## Page excerpt
Offline Conversion Tracking (OCT) finally connects the missing link between your ad clicks and the real sales that happen later, whether that’s a contract signed days after a form fill, an in-store purchase, or a deal closed after a sales call. By capturing unique click IDs like GCLID (Google) or MSCLKID (Microsoft) and syncing outcomes from your CRM, POS, or manual uploads, advertisers can see which campaigns actually generate revenue, not just leads. Why it matters (POV): Without OCT, you’re optimizing for cheap form fills instead of profitable customers. Feeding offline sales data back into Google or Microsoft Ads dramatically improves smart bidding and cuts wasted spend.

🤝 Influencer Marketing

Social Samosa

The Content Protection tool for Facebook Reels that automatically scans Facebook and Instagram for full or partial reuploads of your original videos, alerts you when a match is found, and lets you track, block, or release those reposts directly from your Professional Dashboard. The system builds on Meta’s Rights Manager tech and applies to both new and older Reels, with safeguards to prevent creators from abusing the feature. Why it matters (POV): For creators who constantly lose reach, credit, or income to repost accounts, this is a real step toward ownership and attribution, especially as Meta pushes harder to reward originality across its apps.

## The task
Copy out the whole page excerpt on offline conversion tracking and Reels content protection, word for word. You won't need the items for anything here.

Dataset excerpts

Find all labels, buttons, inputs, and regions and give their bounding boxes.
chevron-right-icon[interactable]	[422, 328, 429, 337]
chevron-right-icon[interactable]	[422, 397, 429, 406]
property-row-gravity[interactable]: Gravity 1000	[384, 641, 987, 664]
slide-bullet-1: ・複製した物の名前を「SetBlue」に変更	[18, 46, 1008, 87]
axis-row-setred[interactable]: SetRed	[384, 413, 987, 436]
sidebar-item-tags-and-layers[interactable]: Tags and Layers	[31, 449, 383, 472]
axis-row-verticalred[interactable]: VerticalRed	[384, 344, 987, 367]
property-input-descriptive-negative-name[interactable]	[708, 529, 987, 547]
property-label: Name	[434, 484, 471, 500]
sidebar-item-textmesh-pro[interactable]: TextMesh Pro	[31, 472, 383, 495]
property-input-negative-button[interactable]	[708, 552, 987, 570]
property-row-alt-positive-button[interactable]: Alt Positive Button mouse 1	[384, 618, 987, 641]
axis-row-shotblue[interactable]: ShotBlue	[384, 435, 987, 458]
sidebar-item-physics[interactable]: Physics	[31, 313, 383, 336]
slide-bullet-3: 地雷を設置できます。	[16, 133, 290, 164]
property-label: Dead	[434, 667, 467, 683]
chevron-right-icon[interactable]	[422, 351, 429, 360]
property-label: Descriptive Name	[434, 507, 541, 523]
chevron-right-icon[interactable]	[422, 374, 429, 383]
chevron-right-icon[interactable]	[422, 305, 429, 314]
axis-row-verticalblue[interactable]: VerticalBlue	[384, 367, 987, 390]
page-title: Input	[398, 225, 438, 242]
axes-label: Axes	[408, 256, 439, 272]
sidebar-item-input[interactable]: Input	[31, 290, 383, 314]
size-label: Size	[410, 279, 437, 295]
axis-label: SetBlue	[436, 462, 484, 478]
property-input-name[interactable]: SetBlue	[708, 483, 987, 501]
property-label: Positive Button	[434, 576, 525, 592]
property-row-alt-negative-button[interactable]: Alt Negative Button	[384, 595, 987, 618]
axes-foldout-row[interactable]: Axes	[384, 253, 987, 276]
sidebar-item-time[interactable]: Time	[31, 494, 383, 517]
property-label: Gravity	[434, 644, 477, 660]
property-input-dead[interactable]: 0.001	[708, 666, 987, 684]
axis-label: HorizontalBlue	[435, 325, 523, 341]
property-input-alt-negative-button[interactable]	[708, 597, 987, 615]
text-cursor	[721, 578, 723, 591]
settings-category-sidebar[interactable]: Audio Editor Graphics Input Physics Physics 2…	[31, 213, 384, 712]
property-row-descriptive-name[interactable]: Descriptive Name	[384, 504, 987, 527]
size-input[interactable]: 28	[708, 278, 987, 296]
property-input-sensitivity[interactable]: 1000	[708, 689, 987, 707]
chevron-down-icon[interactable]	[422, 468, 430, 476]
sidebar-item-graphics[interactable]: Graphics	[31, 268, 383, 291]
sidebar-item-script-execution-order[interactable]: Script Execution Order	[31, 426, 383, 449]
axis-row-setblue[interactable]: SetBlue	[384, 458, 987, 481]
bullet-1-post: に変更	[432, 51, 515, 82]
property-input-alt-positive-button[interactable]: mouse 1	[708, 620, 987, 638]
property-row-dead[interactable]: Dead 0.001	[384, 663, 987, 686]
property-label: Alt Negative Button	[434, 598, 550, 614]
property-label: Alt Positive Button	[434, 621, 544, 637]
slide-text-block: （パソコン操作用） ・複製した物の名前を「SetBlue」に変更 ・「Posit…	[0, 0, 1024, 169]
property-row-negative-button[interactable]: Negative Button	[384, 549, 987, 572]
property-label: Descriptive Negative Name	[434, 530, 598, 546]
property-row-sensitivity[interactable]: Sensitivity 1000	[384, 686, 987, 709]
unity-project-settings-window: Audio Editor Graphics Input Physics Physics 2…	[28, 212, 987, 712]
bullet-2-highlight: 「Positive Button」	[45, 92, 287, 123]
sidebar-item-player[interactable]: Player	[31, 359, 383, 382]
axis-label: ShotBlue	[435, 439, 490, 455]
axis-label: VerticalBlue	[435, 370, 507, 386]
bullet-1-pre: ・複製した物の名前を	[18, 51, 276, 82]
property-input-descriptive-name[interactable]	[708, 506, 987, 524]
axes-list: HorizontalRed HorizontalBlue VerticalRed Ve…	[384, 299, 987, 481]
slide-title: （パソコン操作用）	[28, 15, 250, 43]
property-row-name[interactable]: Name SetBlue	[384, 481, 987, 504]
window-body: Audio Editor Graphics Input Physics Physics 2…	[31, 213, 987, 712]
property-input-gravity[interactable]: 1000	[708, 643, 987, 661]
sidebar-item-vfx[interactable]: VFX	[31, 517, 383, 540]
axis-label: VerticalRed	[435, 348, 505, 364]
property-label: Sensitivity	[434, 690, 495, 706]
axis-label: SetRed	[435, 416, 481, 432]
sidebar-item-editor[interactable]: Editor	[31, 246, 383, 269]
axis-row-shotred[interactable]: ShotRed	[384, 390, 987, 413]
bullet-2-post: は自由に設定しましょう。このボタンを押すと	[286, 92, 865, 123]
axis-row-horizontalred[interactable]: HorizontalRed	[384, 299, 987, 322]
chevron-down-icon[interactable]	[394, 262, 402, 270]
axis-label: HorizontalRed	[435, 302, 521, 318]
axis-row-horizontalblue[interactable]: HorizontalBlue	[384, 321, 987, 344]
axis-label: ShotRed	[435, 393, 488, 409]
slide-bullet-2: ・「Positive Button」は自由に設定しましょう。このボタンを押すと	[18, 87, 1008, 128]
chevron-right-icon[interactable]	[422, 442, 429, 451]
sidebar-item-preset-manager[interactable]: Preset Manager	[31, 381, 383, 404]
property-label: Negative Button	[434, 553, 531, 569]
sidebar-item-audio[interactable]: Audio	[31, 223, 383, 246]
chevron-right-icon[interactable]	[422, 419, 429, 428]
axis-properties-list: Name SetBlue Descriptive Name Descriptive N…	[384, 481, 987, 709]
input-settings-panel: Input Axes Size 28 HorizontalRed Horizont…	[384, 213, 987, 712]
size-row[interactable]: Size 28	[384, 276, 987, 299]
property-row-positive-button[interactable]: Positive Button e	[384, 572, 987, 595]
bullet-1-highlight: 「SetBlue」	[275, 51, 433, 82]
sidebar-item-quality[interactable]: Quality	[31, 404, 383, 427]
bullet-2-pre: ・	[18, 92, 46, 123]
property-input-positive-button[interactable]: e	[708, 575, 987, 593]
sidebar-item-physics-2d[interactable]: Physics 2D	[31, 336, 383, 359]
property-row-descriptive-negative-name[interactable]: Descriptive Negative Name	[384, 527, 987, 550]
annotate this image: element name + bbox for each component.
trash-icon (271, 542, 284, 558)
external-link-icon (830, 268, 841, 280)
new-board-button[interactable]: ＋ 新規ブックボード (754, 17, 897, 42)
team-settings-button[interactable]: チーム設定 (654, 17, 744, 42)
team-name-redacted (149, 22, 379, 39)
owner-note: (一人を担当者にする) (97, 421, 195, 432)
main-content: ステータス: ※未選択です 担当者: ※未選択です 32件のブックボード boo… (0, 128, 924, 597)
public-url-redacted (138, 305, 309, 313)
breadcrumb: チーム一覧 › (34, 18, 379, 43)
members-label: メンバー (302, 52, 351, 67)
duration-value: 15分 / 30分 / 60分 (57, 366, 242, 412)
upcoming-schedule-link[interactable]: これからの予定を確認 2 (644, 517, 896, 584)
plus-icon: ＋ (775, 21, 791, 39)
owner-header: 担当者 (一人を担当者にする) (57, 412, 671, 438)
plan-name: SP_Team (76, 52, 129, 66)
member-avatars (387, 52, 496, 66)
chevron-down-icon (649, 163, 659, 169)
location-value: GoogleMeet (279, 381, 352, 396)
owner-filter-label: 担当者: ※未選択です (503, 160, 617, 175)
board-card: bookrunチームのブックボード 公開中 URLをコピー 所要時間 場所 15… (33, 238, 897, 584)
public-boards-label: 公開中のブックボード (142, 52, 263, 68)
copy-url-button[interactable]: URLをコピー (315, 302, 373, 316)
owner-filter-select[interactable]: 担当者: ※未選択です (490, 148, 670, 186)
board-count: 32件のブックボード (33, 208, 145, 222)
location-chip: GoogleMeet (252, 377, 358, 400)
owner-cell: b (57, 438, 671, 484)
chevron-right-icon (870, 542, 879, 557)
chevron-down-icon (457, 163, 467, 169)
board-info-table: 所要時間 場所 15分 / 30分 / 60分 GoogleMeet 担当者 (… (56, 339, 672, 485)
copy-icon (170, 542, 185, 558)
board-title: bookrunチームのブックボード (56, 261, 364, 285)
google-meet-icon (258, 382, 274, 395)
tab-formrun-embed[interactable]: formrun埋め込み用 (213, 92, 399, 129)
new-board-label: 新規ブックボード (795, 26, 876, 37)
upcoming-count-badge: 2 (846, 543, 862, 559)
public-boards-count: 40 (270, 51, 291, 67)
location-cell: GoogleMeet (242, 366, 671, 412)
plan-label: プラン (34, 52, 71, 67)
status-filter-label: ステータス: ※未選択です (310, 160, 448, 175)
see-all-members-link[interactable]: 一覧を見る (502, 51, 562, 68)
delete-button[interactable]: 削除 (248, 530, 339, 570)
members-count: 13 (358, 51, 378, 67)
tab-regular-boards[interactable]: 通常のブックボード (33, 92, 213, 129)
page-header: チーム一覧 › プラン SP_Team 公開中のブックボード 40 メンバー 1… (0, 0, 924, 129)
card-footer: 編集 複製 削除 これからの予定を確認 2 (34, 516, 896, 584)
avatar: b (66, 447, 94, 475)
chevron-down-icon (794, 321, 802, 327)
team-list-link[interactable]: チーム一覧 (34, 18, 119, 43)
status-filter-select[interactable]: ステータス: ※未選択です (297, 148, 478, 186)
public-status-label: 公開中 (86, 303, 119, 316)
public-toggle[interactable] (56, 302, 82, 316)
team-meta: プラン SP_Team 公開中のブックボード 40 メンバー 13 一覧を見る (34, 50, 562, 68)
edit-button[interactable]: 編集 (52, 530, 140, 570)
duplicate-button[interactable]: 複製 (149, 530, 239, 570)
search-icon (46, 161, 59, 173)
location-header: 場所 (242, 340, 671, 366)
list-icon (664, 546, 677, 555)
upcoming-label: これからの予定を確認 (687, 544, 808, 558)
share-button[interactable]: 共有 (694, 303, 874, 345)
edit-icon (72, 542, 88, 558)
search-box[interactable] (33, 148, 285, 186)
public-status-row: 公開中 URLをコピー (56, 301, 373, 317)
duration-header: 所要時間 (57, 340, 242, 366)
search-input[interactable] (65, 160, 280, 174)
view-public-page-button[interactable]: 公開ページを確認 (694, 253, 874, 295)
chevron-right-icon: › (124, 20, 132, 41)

## Result for this task
Offline Conversion Tracking (OCT) finally connects the missing link between your ad clicks and the real sales that happen later, whether that’s a contract signed days after a form fill, an in-store purchase, or a deal closed after a sales call. By capturing unique click IDs like GCLID (Google) or MSCLKID (Microsoft) and syncing outcomes from your CRM, POS, or manual uploads, advertisers can see which campaigns actually generate revenue, not just leads. Why it matters (POV): Without OCT, you’re optimizing for cheap form fills instead of profitable customers. Feeding offline sales data back into Google or Microsoft Ads dramatically improves smart bidding and cuts wasted spend.

🤝 Influencer Marketing

Social Samosa

The Content Protection tool for Facebook Reels that automatically scans Facebook and Instagram for full or partial reuploads of your original videos, alerts you when a match is found, and lets you track, block, or release those reposts directly from your Professional Dashboard. The system builds on Meta’s Rights Manager tech and applies to both new and older Reels, with safeguards to prevent creators from abusing the feature. Why it matters (POV): For creators who constantly lose reach, credit, or income to repost accounts, this is a real step toward ownership and attribution, especially as Meta pushes harder to reward originality across its apps.